Set problem: Pick out every line below that contains the word "elements" and copy each one in full. Case counts.

Available records:

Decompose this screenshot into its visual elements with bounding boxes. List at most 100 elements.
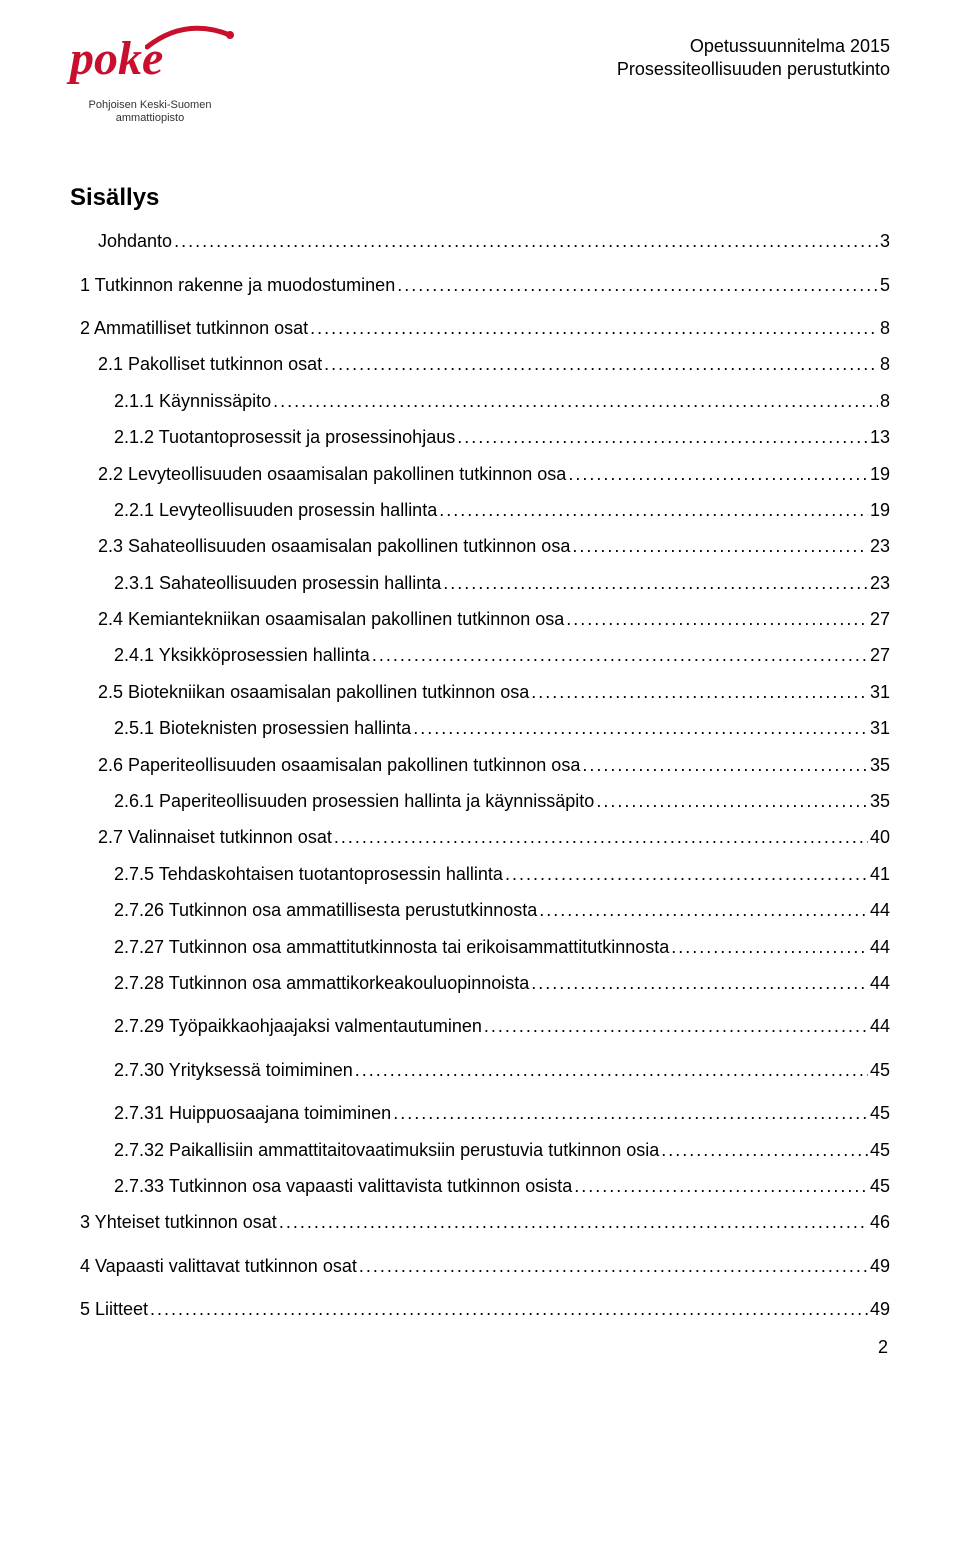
==
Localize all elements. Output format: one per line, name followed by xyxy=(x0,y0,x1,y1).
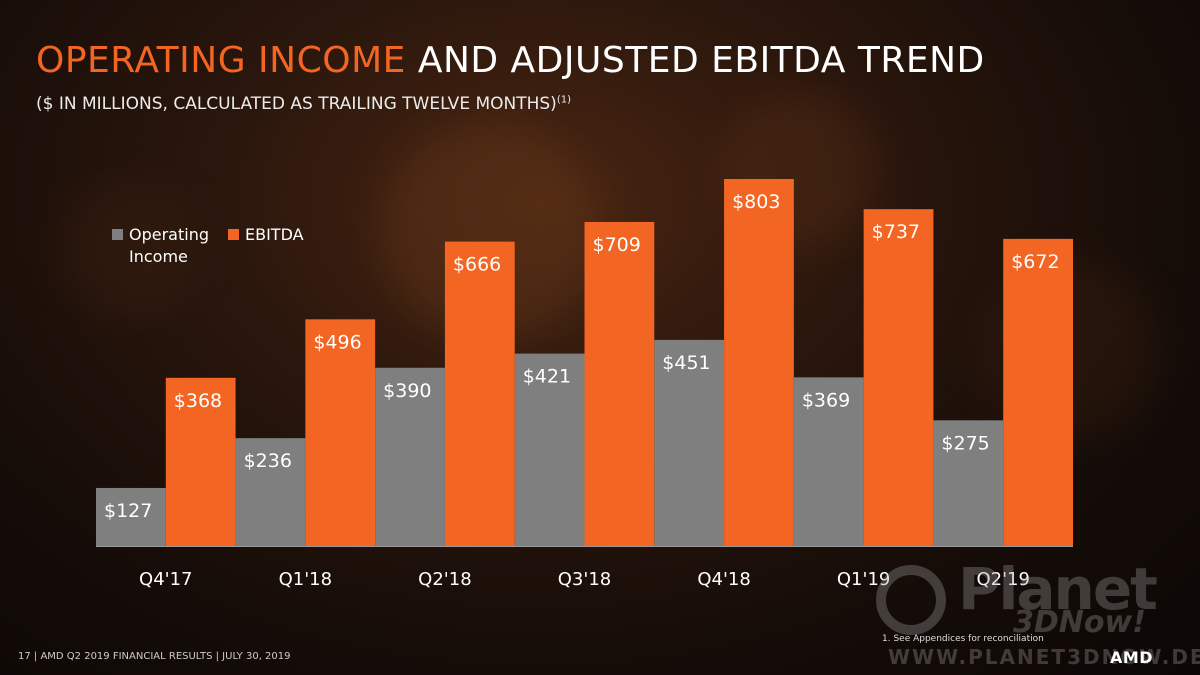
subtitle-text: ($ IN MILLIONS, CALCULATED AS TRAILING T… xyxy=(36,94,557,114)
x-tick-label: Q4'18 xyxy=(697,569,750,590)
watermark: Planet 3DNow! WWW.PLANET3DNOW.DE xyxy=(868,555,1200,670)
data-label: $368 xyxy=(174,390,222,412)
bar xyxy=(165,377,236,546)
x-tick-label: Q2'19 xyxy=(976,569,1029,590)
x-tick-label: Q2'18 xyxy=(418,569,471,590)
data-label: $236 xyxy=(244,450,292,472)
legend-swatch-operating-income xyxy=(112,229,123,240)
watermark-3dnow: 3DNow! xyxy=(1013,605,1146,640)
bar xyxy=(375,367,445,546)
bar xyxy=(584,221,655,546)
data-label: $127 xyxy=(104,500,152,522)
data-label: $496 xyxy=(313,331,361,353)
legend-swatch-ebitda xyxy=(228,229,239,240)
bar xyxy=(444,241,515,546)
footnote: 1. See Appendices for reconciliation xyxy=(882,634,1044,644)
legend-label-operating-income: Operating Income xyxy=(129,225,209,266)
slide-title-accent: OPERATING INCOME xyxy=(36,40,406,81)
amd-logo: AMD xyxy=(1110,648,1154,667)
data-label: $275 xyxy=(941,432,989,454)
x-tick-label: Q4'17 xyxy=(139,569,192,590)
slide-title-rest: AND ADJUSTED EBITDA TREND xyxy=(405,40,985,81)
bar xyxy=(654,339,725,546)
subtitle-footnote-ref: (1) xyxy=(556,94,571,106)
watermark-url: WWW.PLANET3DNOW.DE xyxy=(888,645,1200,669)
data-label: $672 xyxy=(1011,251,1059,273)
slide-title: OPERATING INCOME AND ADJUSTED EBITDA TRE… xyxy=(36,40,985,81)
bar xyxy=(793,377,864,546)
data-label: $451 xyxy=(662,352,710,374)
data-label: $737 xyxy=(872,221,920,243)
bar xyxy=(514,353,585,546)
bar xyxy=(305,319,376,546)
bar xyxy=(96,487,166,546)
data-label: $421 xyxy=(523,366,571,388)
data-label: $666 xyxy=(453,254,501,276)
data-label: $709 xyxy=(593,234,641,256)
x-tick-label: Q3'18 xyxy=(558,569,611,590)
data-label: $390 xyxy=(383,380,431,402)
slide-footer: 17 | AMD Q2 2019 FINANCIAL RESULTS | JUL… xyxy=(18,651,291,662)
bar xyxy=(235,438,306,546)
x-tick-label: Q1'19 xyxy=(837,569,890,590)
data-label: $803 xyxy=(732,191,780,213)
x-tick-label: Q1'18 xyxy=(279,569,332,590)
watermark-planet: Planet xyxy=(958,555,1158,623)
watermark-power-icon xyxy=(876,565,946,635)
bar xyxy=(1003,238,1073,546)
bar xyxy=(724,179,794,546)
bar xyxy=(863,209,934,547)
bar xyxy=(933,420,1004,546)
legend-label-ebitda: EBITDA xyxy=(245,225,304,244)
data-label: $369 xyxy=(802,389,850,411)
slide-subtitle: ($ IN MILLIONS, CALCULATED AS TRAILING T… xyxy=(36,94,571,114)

Solved problem:
Decompose this screenshot into its visual elements with bounding boxes. List at most 100 elements.
Localize all elements. Output format: one per line, name followed by xyxy=(x0,y0,x1,y1).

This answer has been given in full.